> [Verilen alıntı]

= = = = = = =

Mahkemece toplanan delillere göre, uyuşmazlığın hakeme tevdii isteğinin dayanaksız olduğu, munzam zararın talep edilebilmesi için öncelikle davacının davalıdan talep edeceği alacağın belirlenmiş olması gerektiği, oysa henüz mevcut olmayan bir alacakla ilgili munzam zarar davasının açılmasının mümkün görülmediği gerekçesiyle, davanın reddine karar verilmiştir.
Kararı davacı vekili temyiz etmiş, davalı vekili ise düzeltilerek onama isteğinde bulunmuştur.
1- Davalı vekilinin düzelterek onama isteğine dair dilekçesi usûlünce harçlandırılarak temyiz defterine kaydı yapılmadığından, bu istemin reddi gerekmiştir.
2- Davacı vekilinin temyiz isteğine gelince, temyizden sonra davacı tarafça dosya içerisine ibraz edilen dilekçenin davadan vazgeçme mahiyetinde olduğu anlaşıldığından, karar kesinleşinceye kadar davadan feragat edilebileceğinden, hüküm verildikten ve karar temyiz edildikten sonra, davadan feragat hallerinde dahi bu konuda karar verilmesi görevi yerel mahkemeye ait olduğundan, mahkemece bu dilekçe uyarınca işlem yapılarak davanın reddine karar verilmek üzere mahkeme kararının bozulması gerekmiştir.
SONUÇ: Yukarıda (1) numaralı bentte açıklanan nedenlerle davalı vekilinin temyiz isteminin reddine, (2) numaralı bentte açıklanan nedenlerle kararın BOZULMASINA, ödediği temyiz peşin harcın isteği halinde temyiz edene iadesine, 10.5.1999 tarihinde, oybirliği ile karar verildi.


YARGITAY HUKUK GENEL KURULU
Tarih: 4.6.2003 Esas: 2003/9-429 Karar: 2003/390

Hüküm Temyiz Edildikten Sonra Feragat Edilmesi Halinde Yargıtayın Bu Hususta Mahkemece Bir Karar Verilmek Üzere Hükmü Bozmasından Sonra Mahkemece Karar Verilebilir



Özet:Hakim, hüküm kurup davadan el çektikten sonra kural olarak karar temyiz edilip bozulmadan ve bu suretle yargılamaya yeniden başlanmadan davanın esası hakkında hiçbir karar veremez. Hüküm temyiz edildikten sonra davadan feragat edilmesi halinde, feragat üzerine mahkemece kendiliğinden karar verilmeyerek Yargıtay`ın feragat konusunda mahkemece bir karar verilmek üzere hükmün bozulmasına dair vereceği kararından sonra dosyayı ele alabilir ve feragat nedeniyle davanın reddine karar verilebilir.

= = = = = = =

> [Verilen bilgiler]

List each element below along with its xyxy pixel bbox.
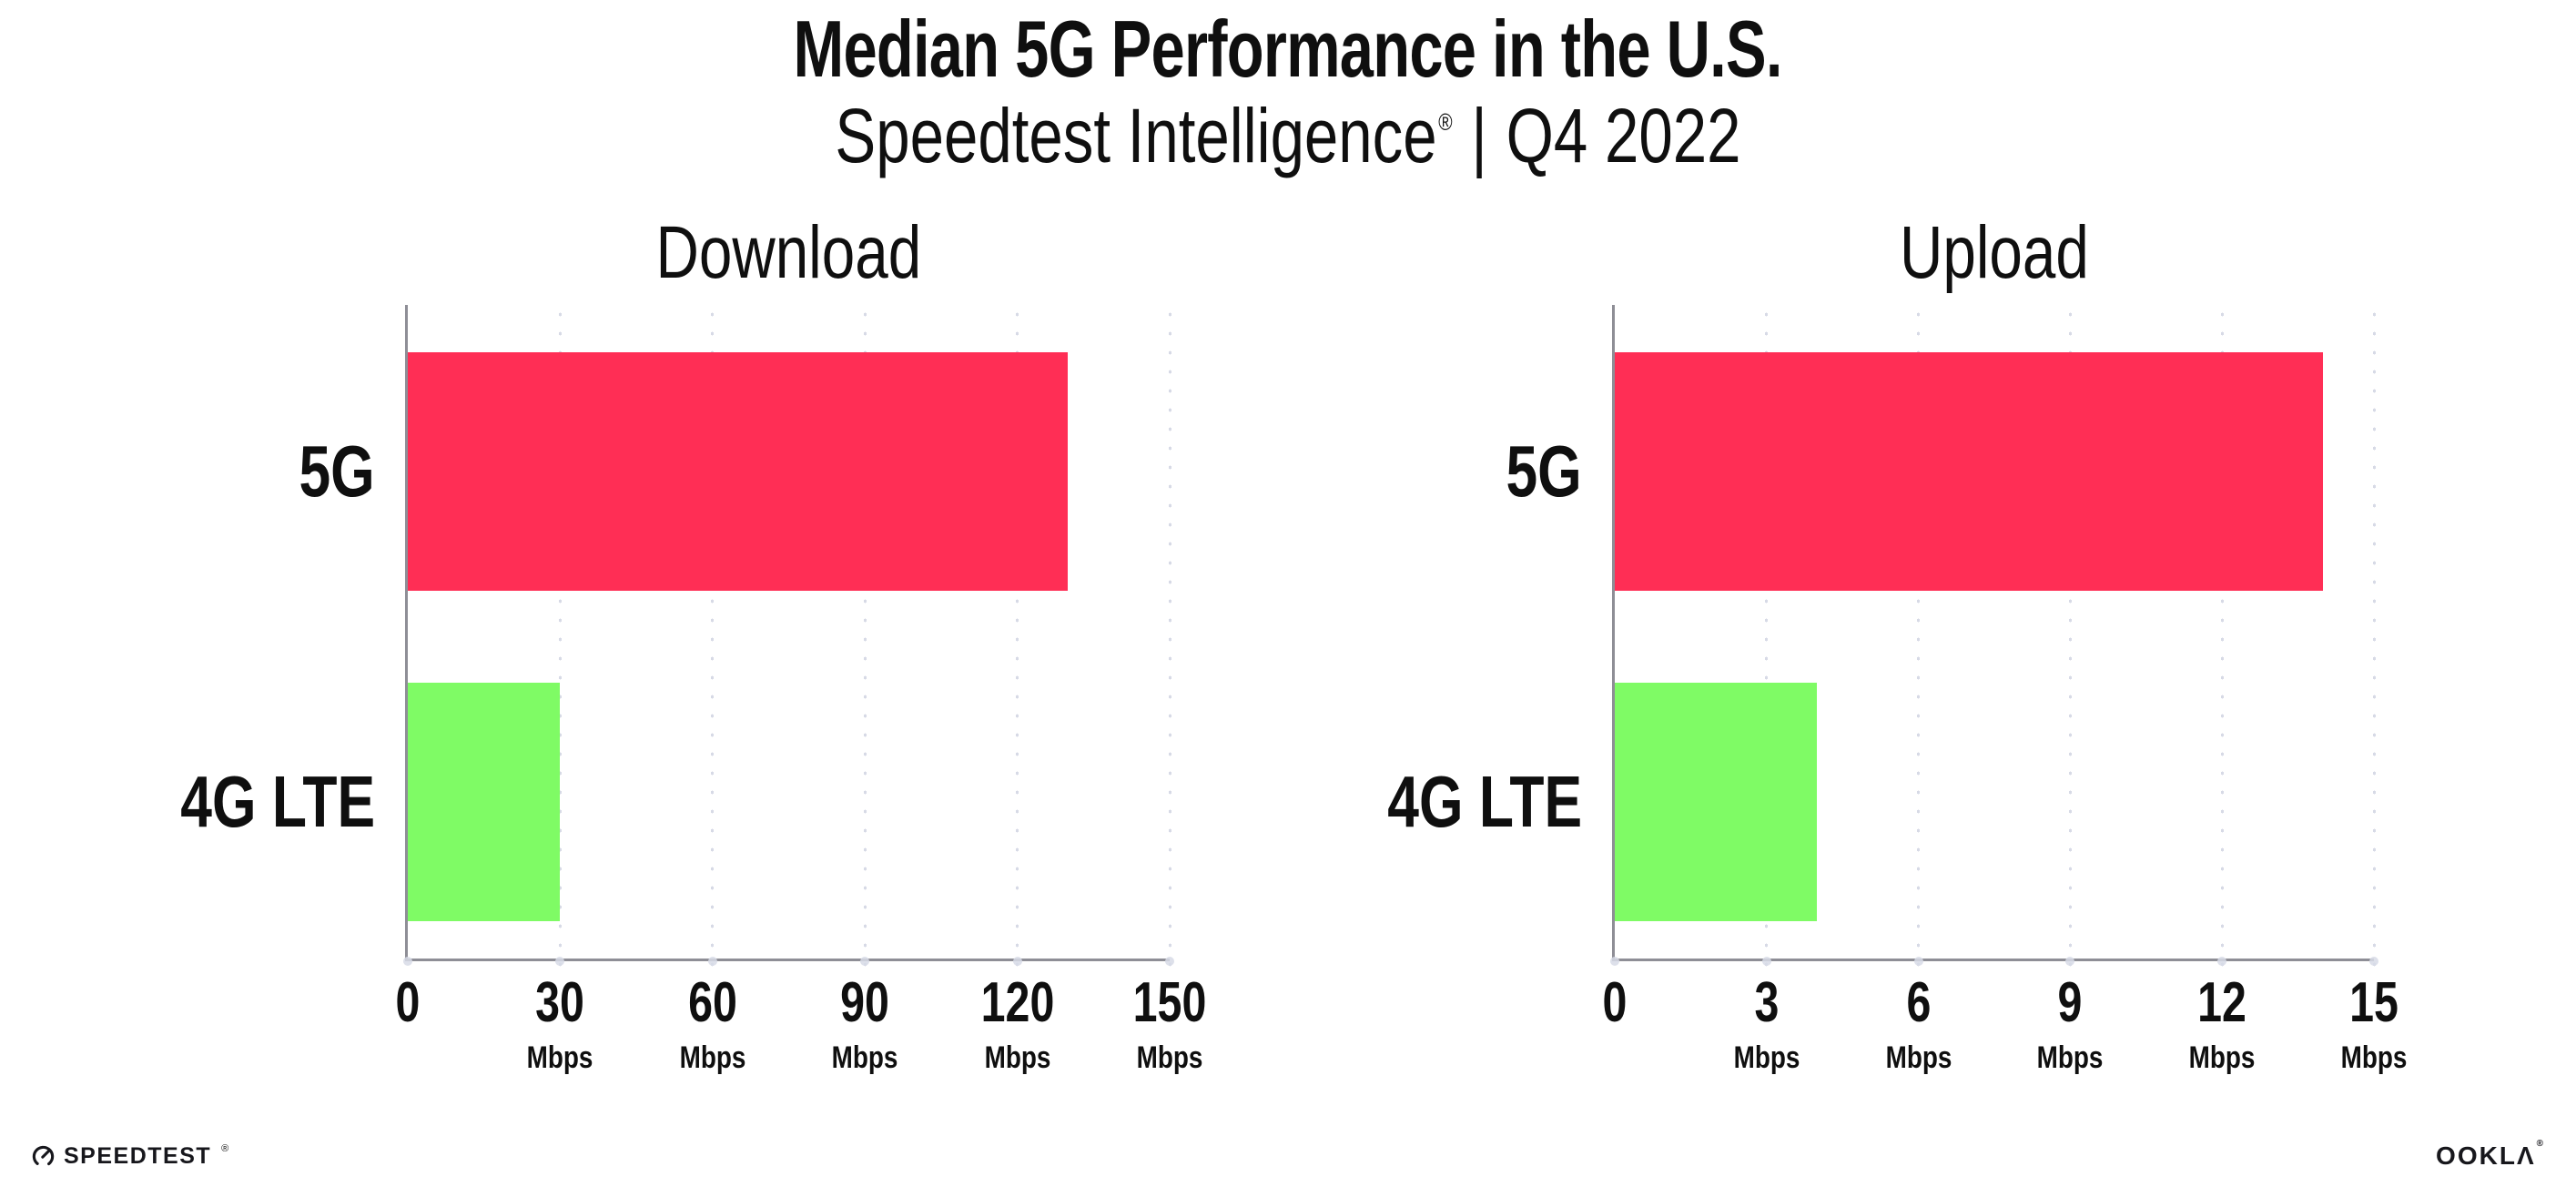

= = = = = = =

Yargıtay kararına ait alıntıda "Mahkemece toplanan delillere" ile "reddine karar verilmiştir." arasındaki bölümü, bu iki ifade de dahil olmak üzere, hiç değiştirmeden çıktı olarak verin.

Mahkemece toplanan delillere göre, uyuşmazlığın hakeme tevdii isteğinin dayanaksız olduğu, munzam zararın talep edilebilmesi için öncelikle davacının davalıdan talep edeceği alacağın belirlenmiş olması gerektiği, oysa henüz mevcut olmayan bir alacakla ilgili munzam zarar davasının açılmasının mümkün görülmediği gerekçesiyle, davanın reddine karar verilmiştir.